REQUIREMENT: Every entry must be duplicated precisely as written.

RECORDS FOR THE TASK:
# # #
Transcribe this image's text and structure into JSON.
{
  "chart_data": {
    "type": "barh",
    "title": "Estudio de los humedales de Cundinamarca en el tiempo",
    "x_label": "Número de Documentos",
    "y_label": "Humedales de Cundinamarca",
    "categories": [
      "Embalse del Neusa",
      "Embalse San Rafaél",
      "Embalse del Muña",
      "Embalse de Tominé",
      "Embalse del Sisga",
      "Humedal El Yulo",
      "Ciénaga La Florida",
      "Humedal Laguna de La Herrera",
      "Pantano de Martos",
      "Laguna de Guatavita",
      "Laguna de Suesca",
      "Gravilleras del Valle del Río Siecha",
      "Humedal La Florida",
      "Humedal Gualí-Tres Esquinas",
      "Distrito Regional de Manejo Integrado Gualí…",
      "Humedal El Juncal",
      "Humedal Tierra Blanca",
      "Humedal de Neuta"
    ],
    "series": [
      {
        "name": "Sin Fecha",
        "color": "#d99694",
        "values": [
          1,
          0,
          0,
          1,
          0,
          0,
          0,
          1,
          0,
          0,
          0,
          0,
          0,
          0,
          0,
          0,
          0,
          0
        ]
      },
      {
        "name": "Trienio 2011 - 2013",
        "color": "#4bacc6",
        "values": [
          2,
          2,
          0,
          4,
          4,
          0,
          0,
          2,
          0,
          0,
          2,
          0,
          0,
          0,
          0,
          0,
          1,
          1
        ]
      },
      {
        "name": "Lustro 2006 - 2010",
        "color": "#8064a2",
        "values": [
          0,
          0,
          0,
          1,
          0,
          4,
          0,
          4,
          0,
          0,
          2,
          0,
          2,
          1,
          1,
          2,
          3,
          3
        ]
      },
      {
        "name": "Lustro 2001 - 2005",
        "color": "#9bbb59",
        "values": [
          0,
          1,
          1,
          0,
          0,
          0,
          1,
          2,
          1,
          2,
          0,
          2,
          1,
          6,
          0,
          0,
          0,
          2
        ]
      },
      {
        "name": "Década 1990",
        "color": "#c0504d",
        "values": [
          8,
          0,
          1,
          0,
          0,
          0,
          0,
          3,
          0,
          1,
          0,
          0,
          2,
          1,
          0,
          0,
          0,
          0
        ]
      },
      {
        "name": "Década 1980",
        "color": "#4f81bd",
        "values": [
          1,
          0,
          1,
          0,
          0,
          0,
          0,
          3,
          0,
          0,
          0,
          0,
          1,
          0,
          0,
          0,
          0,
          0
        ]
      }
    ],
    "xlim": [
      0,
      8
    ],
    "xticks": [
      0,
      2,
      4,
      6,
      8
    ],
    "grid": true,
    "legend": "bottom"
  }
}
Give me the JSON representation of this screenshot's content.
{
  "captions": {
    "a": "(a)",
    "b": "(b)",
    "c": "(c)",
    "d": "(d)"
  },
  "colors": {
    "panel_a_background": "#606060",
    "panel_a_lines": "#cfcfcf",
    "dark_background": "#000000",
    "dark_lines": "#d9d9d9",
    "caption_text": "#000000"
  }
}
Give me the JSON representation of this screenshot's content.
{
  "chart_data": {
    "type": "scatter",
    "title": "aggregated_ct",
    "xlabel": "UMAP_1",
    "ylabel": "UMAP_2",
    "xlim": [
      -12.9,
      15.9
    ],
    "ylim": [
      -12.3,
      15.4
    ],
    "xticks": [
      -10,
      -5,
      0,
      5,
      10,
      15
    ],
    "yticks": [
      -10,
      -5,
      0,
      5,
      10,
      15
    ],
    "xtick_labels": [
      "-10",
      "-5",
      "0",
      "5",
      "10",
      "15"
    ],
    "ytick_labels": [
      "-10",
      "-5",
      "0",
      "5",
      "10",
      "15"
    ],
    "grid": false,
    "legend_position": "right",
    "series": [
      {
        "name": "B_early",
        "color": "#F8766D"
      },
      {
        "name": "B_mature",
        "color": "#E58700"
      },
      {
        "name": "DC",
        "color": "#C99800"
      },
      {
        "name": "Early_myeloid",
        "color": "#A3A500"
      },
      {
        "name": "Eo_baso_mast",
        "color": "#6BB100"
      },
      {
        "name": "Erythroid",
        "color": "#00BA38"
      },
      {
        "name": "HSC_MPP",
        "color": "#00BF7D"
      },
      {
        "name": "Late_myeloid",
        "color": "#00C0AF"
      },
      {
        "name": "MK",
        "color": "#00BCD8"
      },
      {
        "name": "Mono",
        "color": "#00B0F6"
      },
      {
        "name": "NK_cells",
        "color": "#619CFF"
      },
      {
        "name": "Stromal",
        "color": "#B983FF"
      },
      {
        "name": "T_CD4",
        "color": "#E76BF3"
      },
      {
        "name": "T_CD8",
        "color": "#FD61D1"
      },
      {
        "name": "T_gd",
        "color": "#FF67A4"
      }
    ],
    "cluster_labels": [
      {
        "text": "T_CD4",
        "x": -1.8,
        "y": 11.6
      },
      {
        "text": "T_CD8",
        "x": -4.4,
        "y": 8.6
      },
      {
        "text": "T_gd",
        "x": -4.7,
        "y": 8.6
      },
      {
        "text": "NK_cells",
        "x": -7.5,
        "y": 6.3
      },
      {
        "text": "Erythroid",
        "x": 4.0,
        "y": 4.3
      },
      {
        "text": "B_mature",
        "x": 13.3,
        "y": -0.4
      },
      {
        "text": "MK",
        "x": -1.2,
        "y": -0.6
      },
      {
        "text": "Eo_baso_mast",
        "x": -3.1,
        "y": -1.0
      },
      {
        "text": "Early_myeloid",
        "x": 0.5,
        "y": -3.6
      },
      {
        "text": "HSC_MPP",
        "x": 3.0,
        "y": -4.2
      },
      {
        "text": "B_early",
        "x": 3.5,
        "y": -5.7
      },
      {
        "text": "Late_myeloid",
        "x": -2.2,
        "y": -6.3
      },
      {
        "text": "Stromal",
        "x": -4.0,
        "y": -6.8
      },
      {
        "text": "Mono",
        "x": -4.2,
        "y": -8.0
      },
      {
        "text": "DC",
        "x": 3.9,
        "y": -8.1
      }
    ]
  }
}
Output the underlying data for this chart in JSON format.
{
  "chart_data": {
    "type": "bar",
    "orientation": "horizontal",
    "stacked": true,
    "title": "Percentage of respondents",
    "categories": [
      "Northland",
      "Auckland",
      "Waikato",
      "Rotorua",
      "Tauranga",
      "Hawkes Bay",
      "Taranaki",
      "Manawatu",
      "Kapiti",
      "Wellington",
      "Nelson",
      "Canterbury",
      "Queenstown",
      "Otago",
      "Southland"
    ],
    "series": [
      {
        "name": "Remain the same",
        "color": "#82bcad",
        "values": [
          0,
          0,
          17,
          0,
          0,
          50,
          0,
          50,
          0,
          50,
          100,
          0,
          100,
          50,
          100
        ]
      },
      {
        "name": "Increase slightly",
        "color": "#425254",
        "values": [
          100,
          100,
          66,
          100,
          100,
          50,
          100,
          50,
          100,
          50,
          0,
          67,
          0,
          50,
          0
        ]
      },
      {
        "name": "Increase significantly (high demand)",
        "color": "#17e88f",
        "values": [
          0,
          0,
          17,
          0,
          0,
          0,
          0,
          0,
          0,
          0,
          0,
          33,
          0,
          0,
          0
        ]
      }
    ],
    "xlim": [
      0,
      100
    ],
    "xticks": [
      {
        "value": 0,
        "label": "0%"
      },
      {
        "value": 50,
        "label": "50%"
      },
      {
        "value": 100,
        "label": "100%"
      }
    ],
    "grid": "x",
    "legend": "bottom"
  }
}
# # #
FULL ANSWER:
Transcribe this image's text and structure into JSON.
{
  "chart_data": {
    "type": "barh",
    "title": "Estudio de los humedales de Cundinamarca en el tiempo",
    "x_label": "Número de Documentos",
    "y_label": "Humedales de Cundinamarca",
    "categories": [
      "Embalse del Neusa",
      "Embalse San Rafaél",
      "Embalse del Muña",
      "Embalse de Tominé",
      "Embalse del Sisga",
      "Humedal El Yulo",
      "Ciénaga La Florida",
      "Humedal Laguna de La Herrera",
      "Pantano de Martos",
      "Laguna de Guatavita",
      "Laguna de Suesca",
      "Gravilleras del Valle del Río Siecha",
      "Humedal La Florida",
      "Humedal Gualí-Tres Esquinas",
      "Distrito Regional de Manejo Integrado Gualí…",
      "Humedal El Juncal",
      "Humedal Tierra Blanca",
      "Humedal de Neuta"
    ],
    "series": [
      {
        "name": "Sin Fecha",
        "color": "#d99694",
        "values": [
          1,
          0,
          0,
          1,
          0,
          0,
          0,
          1,
          0,
          0,
          0,
          0,
          0,
          0,
          0,
          0,
          0,
          0
        ]
      },
      {
        "name": "Trienio 2011 - 2013",
        "color": "#4bacc6",
        "values": [
          2,
          2,
          0,
          4,
          4,
          0,
          0,
          2,
          0,
          0,
          2,
          0,
          0,
          0,
          0,
          0,
          1,
          1
        ]
      },
      {
        "name": "Lustro 2006 - 2010",
        "color": "#8064a2",
        "values": [
          0,
          0,
          0,
          1,
          0,
          4,
          0,
          4,
          0,
          0,
          2,
          0,
          2,
          1,
          1,
          2,
          3,
          3
        ]
      },
      {
        "name": "Lustro 2001 - 2005",
        "color": "#9bbb59",
        "values": [
          0,
          1,
          1,
          0,
          0,
          0,
          1,
          2,
          1,
          2,
          0,
          2,
          1,
          6,
          0,
          0,
          0,
          2
        ]
      },
      {
        "name": "Década 1990",
        "color": "#c0504d",
        "values": [
          8,
          0,
          1,
          0,
          0,
          0,
          0,
          3,
          0,
          1,
          0,
          0,
          2,
          1,
          0,
          0,
          0,
          0
        ]
      },
      {
        "name": "Década 1980",
        "color": "#4f81bd",
        "values": [
          1,
          0,
          1,
          0,
          0,
          0,
          0,
          3,
          0,
          0,
          0,
          0,
          1,
          0,
          0,
          0,
          0,
          0
        ]
      }
    ],
    "xlim": [
      0,
      8
    ],
    "xticks": [
      0,
      2,
      4,
      6,
      8
    ],
    "grid": true,
    "legend": "bottom"
  }
}
Give me the JSON representation of this screenshot's content.
{
  "captions": {
    "a": "(a)",
    "b": "(b)",
    "c": "(c)",
    "d": "(d)"
  },
  "colors": {
    "panel_a_background": "#606060",
    "panel_a_lines": "#cfcfcf",
    "dark_background": "#000000",
    "dark_lines": "#d9d9d9",
    "caption_text": "#000000"
  }
}
Give me the JSON representation of this screenshot's content.
{
  "chart_data": {
    "type": "scatter",
    "title": "aggregated_ct",
    "xlabel": "UMAP_1",
    "ylabel": "UMAP_2",
    "xlim": [
      -12.9,
      15.9
    ],
    "ylim": [
      -12.3,
      15.4
    ],
    "xticks": [
      -10,
      -5,
      0,
      5,
      10,
      15
    ],
    "yticks": [
      -10,
      -5,
      0,
      5,
      10,
      15
    ],
    "xtick_labels": [
      "-10",
      "-5",
      "0",
      "5",
      "10",
      "15"
    ],
    "ytick_labels": [
      "-10",
      "-5",
      "0",
      "5",
      "10",
      "15"
    ],
    "grid": false,
    "legend_position": "right",
    "series": [
      {
        "name": "B_early",
        "color": "#F8766D"
      },
      {
        "name": "B_mature",
        "color": "#E58700"
      },
      {
        "name": "DC",
        "color": "#C99800"
      },
      {
        "name": "Early_myeloid",
        "color": "#A3A500"
      },
      {
        "name": "Eo_baso_mast",
        "color": "#6BB100"
      },
      {
        "name": "Erythroid",
        "color": "#00BA38"
      },
      {
        "name": "HSC_MPP",
        "color": "#00BF7D"
      },
      {
        "name": "Late_myeloid",
        "color": "#00C0AF"
      },
      {
        "name": "MK",
        "color": "#00BCD8"
      },
      {
        "name": "Mono",
        "color": "#00B0F6"
      },
      {
        "name": "NK_cells",
        "color": "#619CFF"
      },
      {
        "name": "Stromal",
        "color": "#B983FF"
      },
      {
        "name": "T_CD4",
        "color": "#E76BF3"
      },
      {
        "name": "T_CD8",
        "color": "#FD61D1"
      },
      {
        "name": "T_gd",
        "color": "#FF67A4"
      }
    ],
    "cluster_labels": [
      {
        "text": "T_CD4",
        "x": -1.8,
        "y": 11.6
      },
      {
        "text": "T_CD8",
        "x": -4.4,
        "y": 8.6
      },
      {
        "text": "T_gd",
        "x": -4.7,
        "y": 8.6
      },
      {
        "text": "NK_cells",
        "x": -7.5,
        "y": 6.3
      },
      {
        "text": "Erythroid",
        "x": 4.0,
        "y": 4.3
      },
      {
        "text": "B_mature",
        "x": 13.3,
        "y": -0.4
      },
      {
        "text": "MK",
        "x": -1.2,
        "y": -0.6
      },
      {
        "text": "Eo_baso_mast",
        "x": -3.1,
        "y": -1.0
      },
      {
        "text": "Early_myeloid",
        "x": 0.5,
        "y": -3.6
      },
      {
        "text": "HSC_MPP",
        "x": 3.0,
        "y": -4.2
      },
      {
        "text": "B_early",
        "x": 3.5,
        "y": -5.7
      },
      {
        "text": "Late_myeloid",
        "x": -2.2,
        "y": -6.3
      },
      {
        "text": "Stromal",
        "x": -4.0,
        "y": -6.8
      },
      {
        "text": "Mono",
        "x": -4.2,
        "y": -8.0
      },
      {
        "text": "DC",
        "x": 3.9,
        "y": -8.1
      }
    ]
  }
}
Output the underlying data for this chart in JSON format.
{
  "chart_data": {
    "type": "bar",
    "orientation": "horizontal",
    "stacked": true,
    "title": "Percentage of respondents",
    "categories": [
      "Northland",
      "Auckland",
      "Waikato",
      "Rotorua",
      "Tauranga",
      "Hawkes Bay",
      "Taranaki",
      "Manawatu",
      "Kapiti",
      "Wellington",
      "Nelson",
      "Canterbury",
      "Queenstown",
      "Otago",
      "Southland"
    ],
    "series": [
      {
        "name": "Remain the same",
        "color": "#82bcad",
        "values": [
          0,
          0,
          17,
          0,
          0,
          50,
          0,
          50,
          0,
          50,
          100,
          0,
          100,
          50,
          100
        ]
      },
      {
        "name": "Increase slightly",
        "color": "#425254",
        "values": [
          100,
          100,
          66,
          100,
          100,
          50,
          100,
          50,
          100,
          50,
          0,
          67,
          0,
          50,
          0
        ]
      },
      {
        "name": "Increase significantly (high demand)",
        "color": "#17e88f",
        "values": [
          0,
          0,
          17,
          0,
          0,
          0,
          0,
          0,
          0,
          0,
          0,
          33,
          0,
          0,
          0
        ]
      }
    ],
    "xlim": [
      0,
      100
    ],
    "xticks": [
      {
        "value": 0,
        "label": "0%"
      },
      {
        "value": 50,
        "label": "50%"
      },
      {
        "value": 100,
        "label": "100%"
      }
    ],
    "grid": "x",
    "legend": "bottom"
  }
}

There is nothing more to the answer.